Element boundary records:
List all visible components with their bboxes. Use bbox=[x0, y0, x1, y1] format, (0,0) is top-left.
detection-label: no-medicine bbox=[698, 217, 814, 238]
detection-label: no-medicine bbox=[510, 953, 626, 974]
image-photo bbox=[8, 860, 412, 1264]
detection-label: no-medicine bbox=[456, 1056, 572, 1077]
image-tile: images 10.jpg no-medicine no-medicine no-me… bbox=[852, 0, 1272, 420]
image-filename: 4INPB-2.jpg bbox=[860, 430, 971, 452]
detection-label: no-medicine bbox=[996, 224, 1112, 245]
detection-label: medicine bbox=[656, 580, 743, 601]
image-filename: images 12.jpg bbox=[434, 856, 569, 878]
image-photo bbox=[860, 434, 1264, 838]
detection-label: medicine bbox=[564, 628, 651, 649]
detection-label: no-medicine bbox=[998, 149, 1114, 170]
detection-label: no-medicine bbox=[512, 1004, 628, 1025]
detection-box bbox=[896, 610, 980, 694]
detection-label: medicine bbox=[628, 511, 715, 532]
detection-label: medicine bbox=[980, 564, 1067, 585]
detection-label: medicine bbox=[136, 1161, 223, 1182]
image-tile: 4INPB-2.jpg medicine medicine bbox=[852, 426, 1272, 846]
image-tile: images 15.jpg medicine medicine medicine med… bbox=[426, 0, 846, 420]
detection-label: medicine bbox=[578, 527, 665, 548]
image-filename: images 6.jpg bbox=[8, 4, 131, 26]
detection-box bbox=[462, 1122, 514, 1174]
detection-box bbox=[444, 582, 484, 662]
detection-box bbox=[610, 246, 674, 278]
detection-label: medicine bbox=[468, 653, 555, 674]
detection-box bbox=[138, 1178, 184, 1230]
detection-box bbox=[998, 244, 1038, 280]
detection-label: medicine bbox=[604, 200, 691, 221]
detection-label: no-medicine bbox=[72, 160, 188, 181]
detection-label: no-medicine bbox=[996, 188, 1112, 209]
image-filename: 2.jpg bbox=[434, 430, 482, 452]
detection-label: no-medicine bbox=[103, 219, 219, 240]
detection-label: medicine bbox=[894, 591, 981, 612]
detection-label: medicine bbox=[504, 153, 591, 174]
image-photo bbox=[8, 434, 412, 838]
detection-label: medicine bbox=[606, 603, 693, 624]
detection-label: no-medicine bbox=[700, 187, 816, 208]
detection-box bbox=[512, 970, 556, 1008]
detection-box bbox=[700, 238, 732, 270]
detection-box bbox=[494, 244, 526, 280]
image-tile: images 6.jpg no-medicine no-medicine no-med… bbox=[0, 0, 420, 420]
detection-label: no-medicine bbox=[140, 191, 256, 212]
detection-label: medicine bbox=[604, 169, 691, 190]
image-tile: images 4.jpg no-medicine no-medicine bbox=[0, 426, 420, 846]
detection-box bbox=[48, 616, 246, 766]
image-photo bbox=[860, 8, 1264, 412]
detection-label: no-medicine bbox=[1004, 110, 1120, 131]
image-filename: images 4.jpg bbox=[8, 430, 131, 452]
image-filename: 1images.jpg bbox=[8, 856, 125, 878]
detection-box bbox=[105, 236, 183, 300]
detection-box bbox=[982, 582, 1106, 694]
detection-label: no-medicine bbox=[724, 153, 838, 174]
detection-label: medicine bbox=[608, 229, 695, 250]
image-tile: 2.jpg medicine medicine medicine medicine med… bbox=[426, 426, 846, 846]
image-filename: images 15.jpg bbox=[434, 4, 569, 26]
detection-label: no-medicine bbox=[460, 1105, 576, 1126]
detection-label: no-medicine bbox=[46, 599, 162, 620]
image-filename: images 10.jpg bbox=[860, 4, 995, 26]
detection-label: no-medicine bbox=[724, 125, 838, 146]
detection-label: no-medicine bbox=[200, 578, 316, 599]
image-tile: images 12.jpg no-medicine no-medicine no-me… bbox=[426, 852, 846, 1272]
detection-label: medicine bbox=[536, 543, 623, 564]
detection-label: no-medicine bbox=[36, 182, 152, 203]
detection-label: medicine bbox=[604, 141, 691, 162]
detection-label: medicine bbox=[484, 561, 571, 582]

● **REQUIRED TASK**
Print every item above line by line, unchanged.

● **PROBLEM SOLUTION**
List all visible components with their bboxes. Use bbox=[x0, y0, x1, y1] format, (0,0) is top-left.
detection-label: no-medicine bbox=[698, 217, 814, 238]
detection-label: no-medicine bbox=[510, 953, 626, 974]
image-photo bbox=[8, 860, 412, 1264]
detection-label: no-medicine bbox=[456, 1056, 572, 1077]
image-tile: images 10.jpg no-medicine no-medicine no-me… bbox=[852, 0, 1272, 420]
image-filename: 4INPB-2.jpg bbox=[860, 430, 971, 452]
detection-label: no-medicine bbox=[996, 224, 1112, 245]
detection-label: medicine bbox=[656, 580, 743, 601]
image-filename: images 12.jpg bbox=[434, 856, 569, 878]
image-photo bbox=[860, 434, 1264, 838]
detection-label: medicine bbox=[564, 628, 651, 649]
detection-label: no-medicine bbox=[998, 149, 1114, 170]
detection-label: no-medicine bbox=[512, 1004, 628, 1025]
detection-box bbox=[896, 610, 980, 694]
detection-label: medicine bbox=[628, 511, 715, 532]
detection-label: medicine bbox=[980, 564, 1067, 585]
detection-label: medicine bbox=[136, 1161, 223, 1182]
image-tile: 4INPB-2.jpg medicine medicine bbox=[852, 426, 1272, 846]
image-tile: images 15.jpg medicine medicine medicine med… bbox=[426, 0, 846, 420]
detection-label: medicine bbox=[578, 527, 665, 548]
image-filename: images 6.jpg bbox=[8, 4, 131, 26]
detection-box bbox=[462, 1122, 514, 1174]
detection-box bbox=[444, 582, 484, 662]
detection-box bbox=[610, 246, 674, 278]
detection-label: medicine bbox=[468, 653, 555, 674]
detection-box bbox=[138, 1178, 184, 1230]
detection-box bbox=[998, 244, 1038, 280]
detection-label: medicine bbox=[604, 200, 691, 221]
detection-label: no-medicine bbox=[72, 160, 188, 181]
detection-label: no-medicine bbox=[996, 188, 1112, 209]
image-filename: 2.jpg bbox=[434, 430, 482, 452]
detection-label: no-medicine bbox=[103, 219, 219, 240]
detection-label: medicine bbox=[894, 591, 981, 612]
detection-label: medicine bbox=[504, 153, 591, 174]
image-photo bbox=[8, 434, 412, 838]
detection-label: medicine bbox=[606, 603, 693, 624]
detection-label: no-medicine bbox=[700, 187, 816, 208]
detection-box bbox=[512, 970, 556, 1008]
detection-box bbox=[700, 238, 732, 270]
detection-box bbox=[494, 244, 526, 280]
image-tile: images 6.jpg no-medicine no-medicine no-med… bbox=[0, 0, 420, 420]
detection-label: no-medicine bbox=[140, 191, 256, 212]
detection-label: medicine bbox=[604, 169, 691, 190]
image-tile: images 4.jpg no-medicine no-medicine bbox=[0, 426, 420, 846]
detection-box bbox=[48, 616, 246, 766]
image-photo bbox=[860, 8, 1264, 412]
detection-label: no-medicine bbox=[1004, 110, 1120, 131]
image-filename: images 4.jpg bbox=[8, 430, 131, 452]
image-filename: 1images.jpg bbox=[8, 856, 125, 878]
detection-box bbox=[105, 236, 183, 300]
detection-box bbox=[982, 582, 1106, 694]
detection-label: no-medicine bbox=[724, 153, 838, 174]
detection-label: medicine bbox=[608, 229, 695, 250]
image-tile: 2.jpg medicine medicine medicine medicine med… bbox=[426, 426, 846, 846]
image-filename: images 15.jpg bbox=[434, 4, 569, 26]
detection-label: no-medicine bbox=[460, 1105, 576, 1126]
detection-label: no-medicine bbox=[46, 599, 162, 620]
image-filename: images 10.jpg bbox=[860, 4, 995, 26]
detection-label: no-medicine bbox=[724, 125, 838, 146]
detection-label: no-medicine bbox=[200, 578, 316, 599]
image-tile: images 12.jpg no-medicine no-medicine no-me… bbox=[426, 852, 846, 1272]
detection-label: medicine bbox=[536, 543, 623, 564]
detection-label: no-medicine bbox=[36, 182, 152, 203]
detection-label: medicine bbox=[604, 141, 691, 162]
detection-label: medicine bbox=[484, 561, 571, 582]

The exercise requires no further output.